Request
Output the full listing word for word.

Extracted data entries

= = =

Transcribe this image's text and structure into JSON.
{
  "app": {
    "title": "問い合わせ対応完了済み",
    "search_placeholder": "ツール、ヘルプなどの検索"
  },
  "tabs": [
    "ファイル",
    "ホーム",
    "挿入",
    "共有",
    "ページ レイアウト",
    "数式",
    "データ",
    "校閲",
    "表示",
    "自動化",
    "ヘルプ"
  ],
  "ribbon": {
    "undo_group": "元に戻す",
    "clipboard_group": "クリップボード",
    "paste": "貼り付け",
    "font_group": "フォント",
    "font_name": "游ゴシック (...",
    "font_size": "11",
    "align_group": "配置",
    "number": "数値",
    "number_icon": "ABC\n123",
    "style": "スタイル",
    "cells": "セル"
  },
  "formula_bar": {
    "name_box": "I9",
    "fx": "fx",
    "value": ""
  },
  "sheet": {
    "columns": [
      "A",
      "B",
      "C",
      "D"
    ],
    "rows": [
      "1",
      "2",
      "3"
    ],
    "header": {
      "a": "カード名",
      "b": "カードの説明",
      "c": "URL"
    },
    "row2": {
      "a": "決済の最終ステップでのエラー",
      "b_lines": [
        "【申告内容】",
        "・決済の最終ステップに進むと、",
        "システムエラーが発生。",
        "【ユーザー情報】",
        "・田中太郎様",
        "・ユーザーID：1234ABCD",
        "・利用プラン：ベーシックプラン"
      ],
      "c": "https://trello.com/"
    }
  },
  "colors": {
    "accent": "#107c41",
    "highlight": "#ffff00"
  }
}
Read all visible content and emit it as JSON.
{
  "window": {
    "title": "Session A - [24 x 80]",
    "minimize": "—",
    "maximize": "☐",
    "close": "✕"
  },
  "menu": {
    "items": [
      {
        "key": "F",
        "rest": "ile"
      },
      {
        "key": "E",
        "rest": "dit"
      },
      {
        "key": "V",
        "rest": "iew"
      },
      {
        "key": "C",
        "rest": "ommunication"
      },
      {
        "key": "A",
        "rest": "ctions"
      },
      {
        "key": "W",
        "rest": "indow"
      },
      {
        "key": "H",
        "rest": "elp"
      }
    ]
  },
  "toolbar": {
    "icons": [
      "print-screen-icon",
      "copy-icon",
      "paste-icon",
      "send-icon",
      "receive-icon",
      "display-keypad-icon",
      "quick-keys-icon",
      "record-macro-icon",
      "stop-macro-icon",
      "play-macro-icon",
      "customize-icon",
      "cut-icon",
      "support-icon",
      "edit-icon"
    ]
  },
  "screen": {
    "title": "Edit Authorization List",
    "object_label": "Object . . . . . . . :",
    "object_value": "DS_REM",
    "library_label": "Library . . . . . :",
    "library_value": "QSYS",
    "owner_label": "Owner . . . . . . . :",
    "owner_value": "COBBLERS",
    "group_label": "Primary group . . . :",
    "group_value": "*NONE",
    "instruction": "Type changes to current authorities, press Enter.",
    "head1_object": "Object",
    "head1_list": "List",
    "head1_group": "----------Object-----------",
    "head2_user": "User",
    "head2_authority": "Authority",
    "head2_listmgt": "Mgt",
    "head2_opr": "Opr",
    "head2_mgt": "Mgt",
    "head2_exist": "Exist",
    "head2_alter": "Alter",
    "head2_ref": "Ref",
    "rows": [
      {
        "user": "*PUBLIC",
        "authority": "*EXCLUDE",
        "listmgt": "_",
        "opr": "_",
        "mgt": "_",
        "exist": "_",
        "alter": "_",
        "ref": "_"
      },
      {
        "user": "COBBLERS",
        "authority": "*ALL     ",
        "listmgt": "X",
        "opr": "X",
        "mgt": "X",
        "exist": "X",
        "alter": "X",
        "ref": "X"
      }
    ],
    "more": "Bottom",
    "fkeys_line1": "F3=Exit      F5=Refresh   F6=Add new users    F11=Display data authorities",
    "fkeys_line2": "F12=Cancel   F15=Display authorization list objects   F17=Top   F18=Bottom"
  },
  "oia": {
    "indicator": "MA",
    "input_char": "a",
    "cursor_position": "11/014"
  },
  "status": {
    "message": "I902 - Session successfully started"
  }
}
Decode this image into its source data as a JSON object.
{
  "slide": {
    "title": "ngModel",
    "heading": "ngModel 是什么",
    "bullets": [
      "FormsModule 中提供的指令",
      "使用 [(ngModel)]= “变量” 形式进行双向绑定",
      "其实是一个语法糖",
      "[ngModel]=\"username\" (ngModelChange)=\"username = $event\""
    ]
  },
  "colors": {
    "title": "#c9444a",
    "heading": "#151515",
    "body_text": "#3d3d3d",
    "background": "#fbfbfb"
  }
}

= = =

The response
Transcribe this image's text and structure into JSON.
{
  "app": {
    "title": "問い合わせ対応完了済み",
    "search_placeholder": "ツール、ヘルプなどの検索"
  },
  "tabs": [
    "ファイル",
    "ホーム",
    "挿入",
    "共有",
    "ページ レイアウト",
    "数式",
    "データ",
    "校閲",
    "表示",
    "自動化",
    "ヘルプ"
  ],
  "ribbon": {
    "undo_group": "元に戻す",
    "clipboard_group": "クリップボード",
    "paste": "貼り付け",
    "font_group": "フォント",
    "font_name": "游ゴシック (...",
    "font_size": "11",
    "align_group": "配置",
    "number": "数値",
    "number_icon": "ABC\n123",
    "style": "スタイル",
    "cells": "セル"
  },
  "formula_bar": {
    "name_box": "I9",
    "fx": "fx",
    "value": ""
  },
  "sheet": {
    "columns": [
      "A",
      "B",
      "C",
      "D"
    ],
    "rows": [
      "1",
      "2",
      "3"
    ],
    "header": {
      "a": "カード名",
      "b": "カードの説明",
      "c": "URL"
    },
    "row2": {
      "a": "決済の最終ステップでのエラー",
      "b_lines": [
        "【申告内容】",
        "・決済の最終ステップに進むと、",
        "システムエラーが発生。",
        "【ユーザー情報】",
        "・田中太郎様",
        "・ユーザーID：1234ABCD",
        "・利用プラン：ベーシックプラン"
      ],
      "c": "https://trello.com/"
    }
  },
  "colors": {
    "accent": "#107c41",
    "highlight": "#ffff00"
  }
}
Read all visible content and emit it as JSON.
{
  "window": {
    "title": "Session A - [24 x 80]",
    "minimize": "—",
    "maximize": "☐",
    "close": "✕"
  },
  "menu": {
    "items": [
      {
        "key": "F",
        "rest": "ile"
      },
      {
        "key": "E",
        "rest": "dit"
      },
      {
        "key": "V",
        "rest": "iew"
      },
      {
        "key": "C",
        "rest": "ommunication"
      },
      {
        "key": "A",
        "rest": "ctions"
      },
      {
        "key": "W",
        "rest": "indow"
      },
      {
        "key": "H",
        "rest": "elp"
      }
    ]
  },
  "toolbar": {
    "icons": [
      "print-screen-icon",
      "copy-icon",
      "paste-icon",
      "send-icon",
      "receive-icon",
      "display-keypad-icon",
      "quick-keys-icon",
      "record-macro-icon",
      "stop-macro-icon",
      "play-macro-icon",
      "customize-icon",
      "cut-icon",
      "support-icon",
      "edit-icon"
    ]
  },
  "screen": {
    "title": "Edit Authorization List",
    "object_label": "Object . . . . . . . :",
    "object_value": "DS_REM",
    "library_label": "Library . . . . . :",
    "library_value": "QSYS",
    "owner_label": "Owner . . . . . . . :",
    "owner_value": "COBBLERS",
    "group_label": "Primary group . . . :",
    "group_value": "*NONE",
    "instruction": "Type changes to current authorities, press Enter.",
    "head1_object": "Object",
    "head1_list": "List",
    "head1_group": "----------Object-----------",
    "head2_user": "User",
    "head2_authority": "Authority",
    "head2_listmgt": "Mgt",
    "head2_opr": "Opr",
    "head2_mgt": "Mgt",
    "head2_exist": "Exist",
    "head2_alter": "Alter",
    "head2_ref": "Ref",
    "rows": [
      {
        "user": "*PUBLIC",
        "authority": "*EXCLUDE",
        "listmgt": "_",
        "opr": "_",
        "mgt": "_",
        "exist": "_",
        "alter": "_",
        "ref": "_"
      },
      {
        "user": "COBBLERS",
        "authority": "*ALL     ",
        "listmgt": "X",
        "opr": "X",
        "mgt": "X",
        "exist": "X",
        "alter": "X",
        "ref": "X"
      }
    ],
    "more": "Bottom",
    "fkeys_line1": "F3=Exit      F5=Refresh   F6=Add new users    F11=Display data authorities",
    "fkeys_line2": "F12=Cancel   F15=Display authorization list objects   F17=Top   F18=Bottom"
  },
  "oia": {
    "indicator": "MA",
    "input_char": "a",
    "cursor_position": "11/014"
  },
  "status": {
    "message": "I902 - Session successfully started"
  }
}
Decode this image into its source data as a JSON object.
{
  "slide": {
    "title": "ngModel",
    "heading": "ngModel 是什么",
    "bullets": [
      "FormsModule 中提供的指令",
      "使用 [(ngModel)]= “变量” 形式进行双向绑定",
      "其实是一个语法糖",
      "[ngModel]=\"username\" (ngModelChange)=\"username = $event\""
    ]
  },
  "colors": {
    "title": "#c9444a",
    "heading": "#151515",
    "body_text": "#3d3d3d",
    "background": "#fbfbfb"
  }
}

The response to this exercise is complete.